**Data records**
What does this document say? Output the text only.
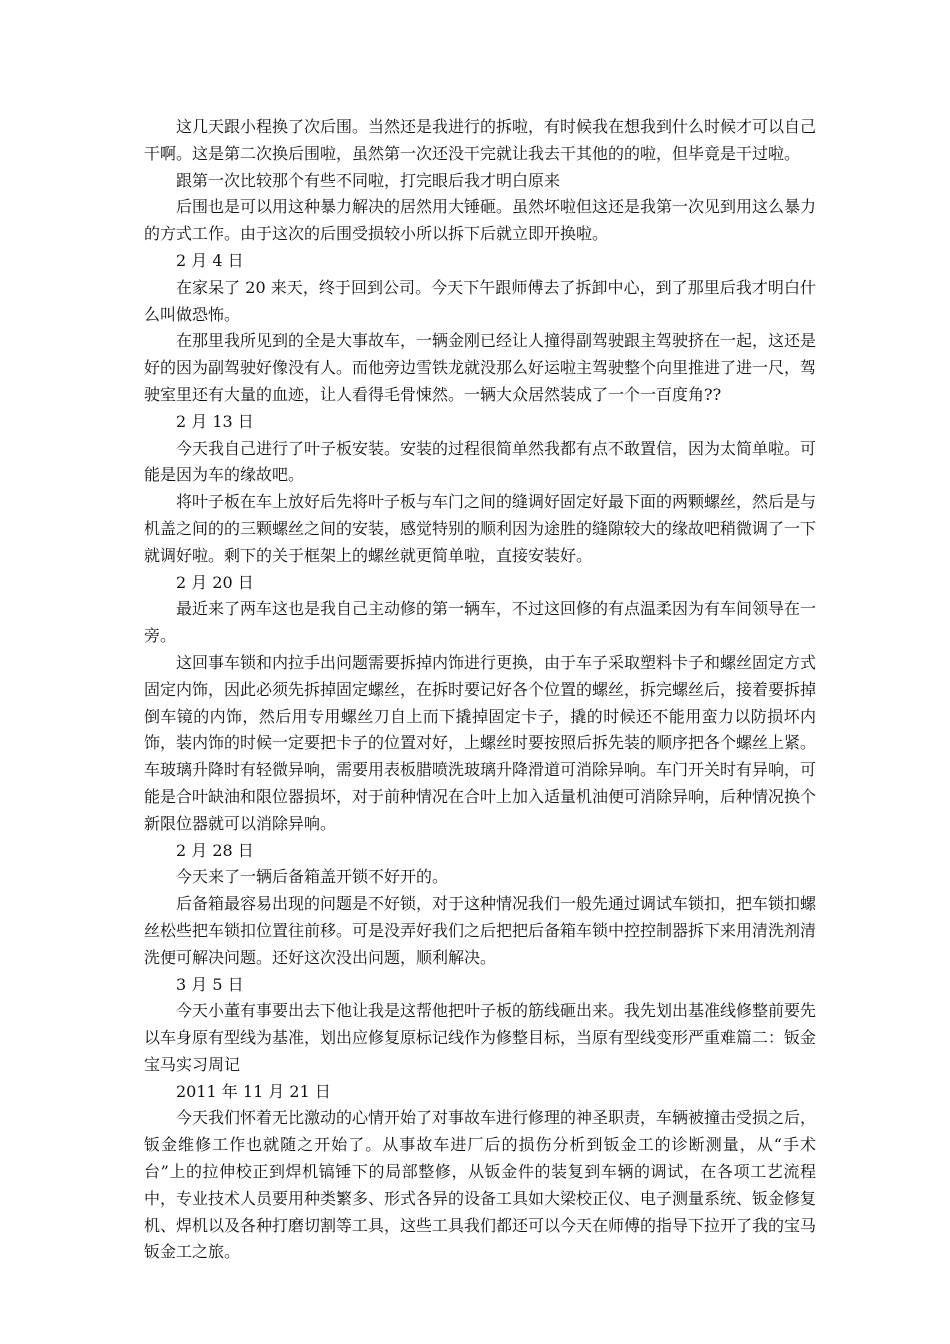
这几天跟小程换了次后围。当然还是我进行的拆啦，有时候我在想我到什么时候才可以自己干啊。这是第二次换后围啦，虽然第一次还没干完就让我去干其他的的啦，但毕竟是干过啦。

跟第一次比较那个有些不同啦，打完眼后我才明白原来

后围也是可以用这种暴力解决的居然用大锤砸。虽然坏啦但这还是我第一次见到用这么暴力的方式工作。由于这次的后围受损较小所以拆下后就立即开换啦。

2 月 4 日

在家呆了 20 来天，终于回到公司。今天下午跟师傅去了拆卸中心，到了那里后我才明白什么叫做恐怖。

在那里我所见到的全是大事故车，一辆金刚已经让人撞得副驾驶跟主驾驶挤在一起，这还是好的因为副驾驶好像没有人。而他旁边雪铁龙就没那么好运啦主驾驶整个向里推进了进一尺，驾驶室里还有大量的血迹，让人看得毛骨悚然。一辆大众居然装成了一个一百度角??

2 月 13 日

今天我自己进行了叶子板安装。安装的过程很简单然我都有点不敢置信，因为太简单啦。可能是因为车的缘故吧。

将叶子板在车上放好后先将叶子板与车门之间的缝调好固定好最下面的两颗螺丝，然后是与机盖之间的的三颗螺丝之间的安装，感觉特别的顺利因为途胜的缝隙较大的缘故吧稍微调了一下就调好啦。剩下的关于框架上的螺丝就更简单啦，直接安装好。

2 月 20 日

最近来了两车这也是我自己主动修的第一辆车，不过这回修的有点温柔因为有车间领导在一旁。

这回事车锁和内拉手出问题需要拆掉内饰进行更换，由于车子采取塑料卡子和螺丝固定方式固定内饰，因此必须先拆掉固定螺丝，在拆时要记好各个位置的螺丝，拆完螺丝后，接着要拆掉倒车镜的内饰，然后用专用螺丝刀自上而下撬掉固定卡子，撬的时候还不能用蛮力以防损坏内饰，装内饰的时候一定要把卡子的位置对好，上螺丝时要按照后拆先装的顺序把各个螺丝上紧。车玻璃升降时有轻微异响，需要用表板腊喷洗玻璃升降滑道可消除异响。车门开关时有异响，可能是合叶缺油和限位器损坏，对于前种情况在合叶上加入适量机油便可消除异响，后种情况换个新限位器就可以消除异响。

2 月 28 日

今天来了一辆后备箱盖开锁不好开的。

后备箱最容易出现的问题是不好锁，对于这种情况我们一般先通过调试车锁扣，把车锁扣螺丝松些把车锁扣位置往前移。可是没弄好我们之后把把后备箱车锁中控控制器拆下来用清洗剂清洗便可解决问题。还好这次没出问题，顺利解决。

3 月 5 日

今天小董有事要出去下他让我是这帮他把叶子板的筋线砸出来。我先划出基准线修整前要先以车身原有型线为基准，划出应修复原标记线作为修整目标，当原有型线变形严重难篇二：钣金宝马实习周记

2011 年 11 月 21 日

今天我们怀着无比激动的心情开始了对事故车进行修理的神圣职责，车辆被撞击受损之后，钣金维修工作也就随之开始了。从事故车进厂后的损伤分析到钣金工的诊断测量，从“手术台”上的拉伸校正到焊机镐锤下的局部整修，从钣金件的装复到车辆的调试，在各项工艺流程中，专业技术人员要用种类繁多、形式各异的设备工具如大梁校正仪、电子测量系统、钣金修复机、焊机以及各种打磨切割等工具，这些工具我们都还可以今天在师傅的指导下拉开了我的宝马钣金工之旅。
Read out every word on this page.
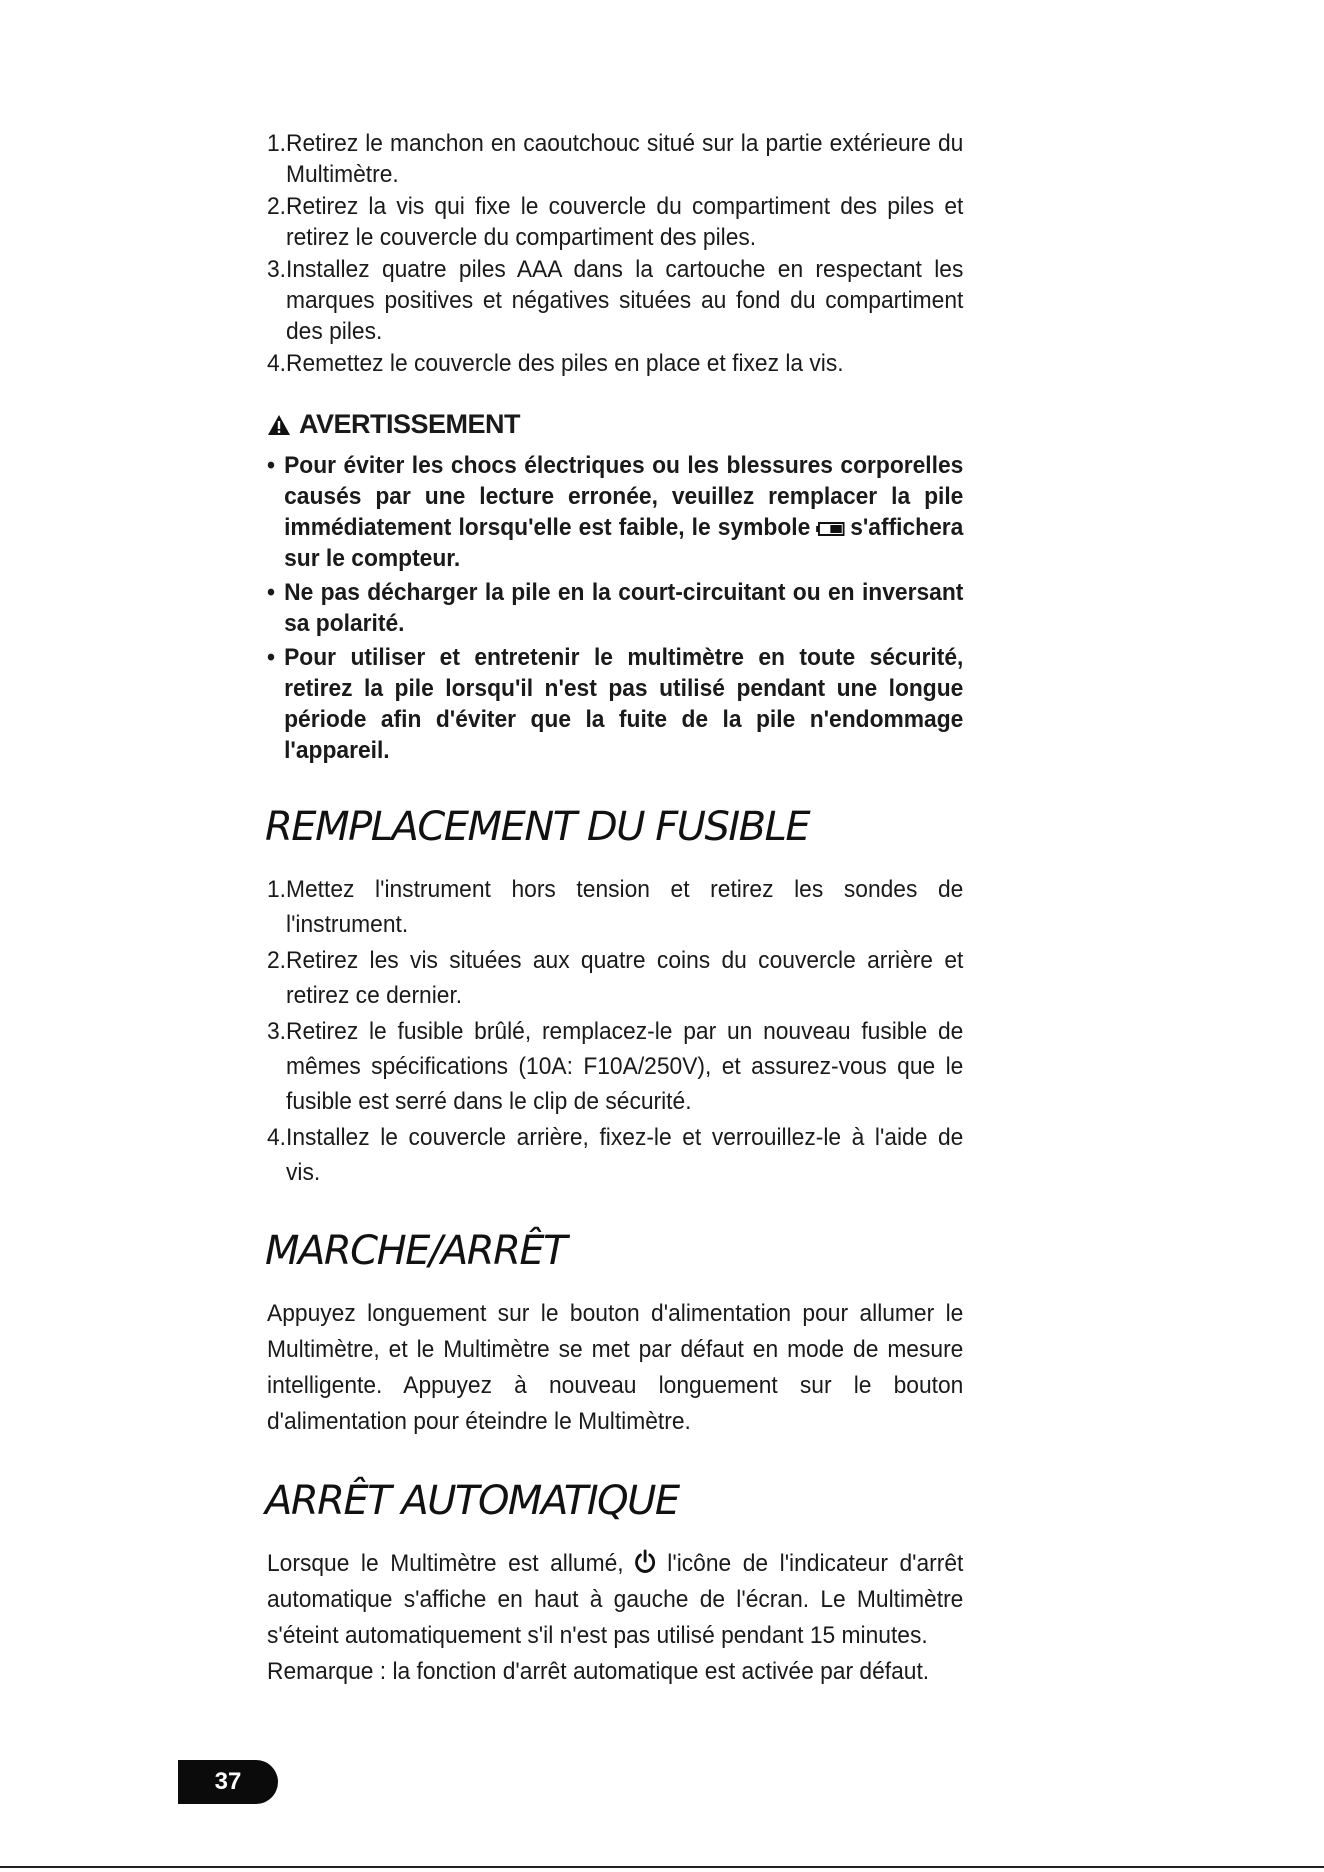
1. Retirez le manchon en caoutchouc situé sur la partie extérieure du Multimètre.
2. Retirez la vis qui fixe le couvercle du compartiment des piles et retirez le couvercle du compartiment des piles.
3. Installez quatre piles AAA dans la cartouche en respectant les marques positives et négatives situées au fond du compartiment des piles.
4. Remettez le couvercle des piles en place et fixez la vis.
AVERTISSEMENT
• Pour éviter les chocs électriques ou les blessures corporelles causés par une lecture erronée, veuillez remplacer la pile immédiatement lorsqu'elle est faible, le symbole s'affichera sur le compteur.
• Ne pas décharger la pile en la court-circuitant ou en inversant sa polarité.
• Pour utiliser et entretenir le multimètre en toute sécurité, retirez la pile lorsqu'il n'est pas utilisé pendant une longue période afin d'éviter que la fuite de la pile n'endommage l'appareil.
REMPLACEMENT DU FUSIBLE
1. Mettez l'instrument hors tension et retirez les sondes de l'instrument.
2. Retirez les vis situées aux quatre coins du couvercle arrière et retirez ce dernier.
3. Retirez le fusible brûlé, remplacez-le par un nouveau fusible de mêmes spécifications (10A: F10A/250V), et assurez-vous que le fusible est serré dans le clip de sécurité.
4. Installez le couvercle arrière, fixez-le et verrouillez-le à l'aide de vis.
MARCHE/ARRÊT

Appuyez longuement sur le bouton d'alimentation pour allumer le Multimètre, et le Multimètre se met par défaut en mode de mesure intelligente. Appuyez à nouveau longuement sur le bouton d'alimentation pour éteindre le Multimètre.

ARRÊT AUTOMATIQUE

Lorsque le Multimètre est allumé, l'icône de l'indicateur d'arrêt automatique s'affiche en haut à gauche de l'écran. Le Multimètre s'éteint automatiquement s'il n'est pas utilisé pendant 15 minutes.
Remarque : la fonction d'arrêt automatique est activée par défaut.

37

**TASK OBJECTIVE**
Report the number of lines that contain "compartiment", with no other words.

**RESPONSE TO THIS EXERCISE**
2